Albanian is a beautiful language that developed in Southern Europe. It has an official character in Albania and Kosovo, as well as being a lesser-used language in the Balkans. However, chances are you’ve only heard it once in Liam Neeson’s Taken (In case you don’t remember, Neeson’s daughter was kidnapped by a group of Albanians!).
Here are the eight most interesting facts about this fascinating language!
Albanian has around 10 million speakers. The interesting thing is that only a third of them actually live in Albania. Around 7 million Albanian speakers are spread across the globe, while the population of Albania doesn’t reach 3 million people.
It’s often said that Modern Albanian has an alphabet of its own. However, in essence, it’s just a Latin-based alphabet with a few additions, ë and ç being the most important of them. Then, there are nine pairs of characters that form separate letters of the alphabet – dh, gj, ll, nj, rr, sh, th, xh, zh.

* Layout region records
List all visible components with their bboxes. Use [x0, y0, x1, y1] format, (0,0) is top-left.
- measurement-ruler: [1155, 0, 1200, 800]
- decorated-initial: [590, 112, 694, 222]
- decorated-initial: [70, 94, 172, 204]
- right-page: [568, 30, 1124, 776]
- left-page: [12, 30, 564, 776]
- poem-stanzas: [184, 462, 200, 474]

* Things to do
**1)** For each statement below, decide whether it agrees with the passage about the Albanian language. Answer yes or no and quote the words of the passage that settle it.
(a) Most Albanian speakers live in Albania.
(b) Albanian has an official character in Kosovo.
(c) The letter ç is one of the additions to the Latin-based alphabet.
**2)** Answer these questions from the passage about the Albanian language.
(a) About how many speakers does Albanian have?
(b) In which film does the passage say you may have heard Albanian?
(c) How many pairs of characters form separate letters of the alphabet?
**3)** Pick up the passage about the Albanian language after its last sentence and carry it forward.

* Task answers
**1)**
(a) No: "only a third of them actually live in Albania."
(b) Yes: "It has an official character in Albania and Kosovo"
(c) Yes: "ë and ç being the most important of them"

**2)**
(a) Around 10 million.
(b) Taken.
(c) Nine.

**3)**
The modern Albanian alphabet is an extender version of the Latin alphabet which consists of 36 characters (7 vowels and 29 consonants). Some of these letters have been adapted to represent Albanian sounds. Before Latin was adopted, Albanian was written either in Greek, in the Cyrillic alphabet, or in the Turkish variation of the Arabic alphabet.
Yes. Albanian is considered to be one of the hardest languages to learn. This is especially true for native speakers of English.
There are five grammatical cases in Albanian – nominative, dative, genitive, accusative and ablative. English, in opposition, has only three: subjective (he), objective (him) and possessive (his).
On top of this, Albanian (like Spanish or French) has gendered nouns, not only masculine or feminine but neutral nouns as well. Add a verb system that has three persons, ten time tenses and six moods, and it becomes clear that studying Albanian grammar is no picnic.
With the exception of a few English borrowings, the Albanian language sounds completely unfamiliar to English speakers. In fact, the Albanian language sounds nothing like any of the Germanic or Romance languages.
In linguistics, a grammatical mood is a set of verbs used for signalling modality. In other words, it refers to the way speakers use verbal inflexions to express their attitude toward the person they’re addressing or the meaning that they’re expressing.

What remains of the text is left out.